(Entries from a visual dataset)
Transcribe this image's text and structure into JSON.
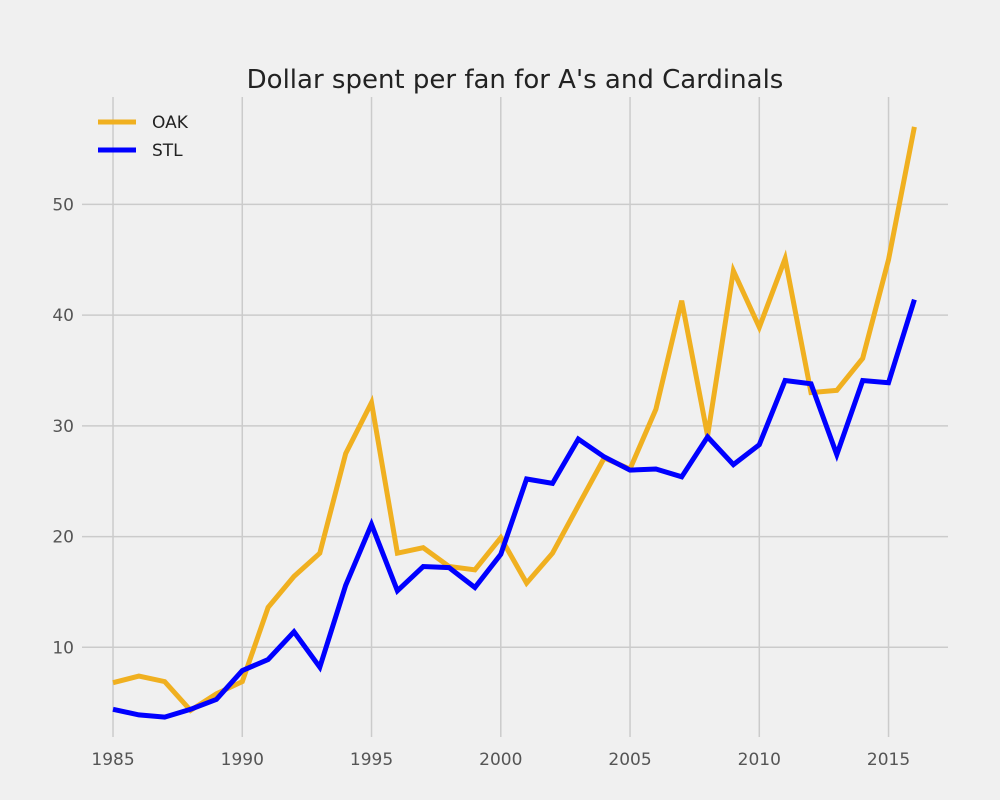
{
  "chart_data": {
    "type": "line",
    "title": "Dollar spent per fan for A's and Cardinals",
    "xlabel": "",
    "ylabel": "",
    "xlim": [
      1983.8,
      2017.3
    ],
    "ylim": [
      1.9,
      59.7
    ],
    "x_ticks": [
      1985,
      1990,
      1995,
      2000,
      2005,
      2010,
      2015
    ],
    "y_ticks": [
      10,
      20,
      30,
      40,
      50
    ],
    "grid": true,
    "legend_position": "top-left",
    "x": [
      1985,
      1986,
      1987,
      1988,
      1989,
      1990,
      1991,
      1992,
      1993,
      1994,
      1995,
      1996,
      1997,
      1998,
      1999,
      2000,
      2001,
      2002,
      2003,
      2004,
      2005,
      2006,
      2007,
      2008,
      2009,
      2010,
      2011,
      2012,
      2013,
      2014,
      2015,
      2016
    ],
    "series": [
      {
        "name": "OAK",
        "color": "#f0b020",
        "values": [
          6.8,
          7.4,
          6.9,
          4.3,
          5.8,
          6.9,
          13.6,
          16.4,
          18.5,
          27.5,
          32.1,
          18.5,
          19.0,
          17.3,
          17.0,
          19.9,
          15.8,
          18.5,
          22.8,
          27.1,
          26.1,
          31.5,
          41.3,
          29.1,
          44.0,
          38.9,
          45.1,
          33.0,
          33.2,
          36.1,
          45.0,
          57.0
        ]
      },
      {
        "name": "STL",
        "color": "#0000ff",
        "values": [
          4.4,
          3.9,
          3.7,
          4.4,
          5.3,
          7.9,
          8.9,
          11.4,
          8.2,
          15.6,
          21.1,
          15.1,
          17.3,
          17.2,
          15.4,
          18.4,
          25.2,
          24.8,
          28.8,
          27.2,
          26.0,
          26.1,
          25.4,
          29.0,
          26.5,
          28.3,
          34.1,
          33.8,
          27.4,
          34.1,
          33.9,
          41.4
        ]
      }
    ]
  }
}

**What you should do:**
Repeat the records above exactly, omitting every picture.

**Answer below:**
Transcribe this image's text and structure into JSON.
{
  "chart_data": {
    "type": "line",
    "title": "Dollar spent per fan for A's and Cardinals",
    "xlabel": "",
    "ylabel": "",
    "xlim": [
      1983.8,
      2017.3
    ],
    "ylim": [
      1.9,
      59.7
    ],
    "x_ticks": [
      1985,
      1990,
      1995,
      2000,
      2005,
      2010,
      2015
    ],
    "y_ticks": [
      10,
      20,
      30,
      40,
      50
    ],
    "grid": true,
    "legend_position": "top-left",
    "x": [
      1985,
      1986,
      1987,
      1988,
      1989,
      1990,
      1991,
      1992,
      1993,
      1994,
      1995,
      1996,
      1997,
      1998,
      1999,
      2000,
      2001,
      2002,
      2003,
      2004,
      2005,
      2006,
      2007,
      2008,
      2009,
      2010,
      2011,
      2012,
      2013,
      2014,
      2015,
      2016
    ],
    "series": [
      {
        "name": "OAK",
        "color": "#f0b020",
        "values": [
          6.8,
          7.4,
          6.9,
          4.3,
          5.8,
          6.9,
          13.6,
          16.4,
          18.5,
          27.5,
          32.1,
          18.5,
          19.0,
          17.3,
          17.0,
          19.9,
          15.8,
          18.5,
          22.8,
          27.1,
          26.1,
          31.5,
          41.3,
          29.1,
          44.0,
          38.9,
          45.1,
          33.0,
          33.2,
          36.1,
          45.0,
          57.0
        ]
      },
      {
        "name": "STL",
        "color": "#0000ff",
        "values": [
          4.4,
          3.9,
          3.7,
          4.4,
          5.3,
          7.9,
          8.9,
          11.4,
          8.2,
          15.6,
          21.1,
          15.1,
          17.3,
          17.2,
          15.4,
          18.4,
          25.2,
          24.8,
          28.8,
          27.2,
          26.0,
          26.1,
          25.4,
          29.0,
          26.5,
          28.3,
          34.1,
          33.8,
          27.4,
          34.1,
          33.9,
          41.4
        ]
      }
    ]
  }
}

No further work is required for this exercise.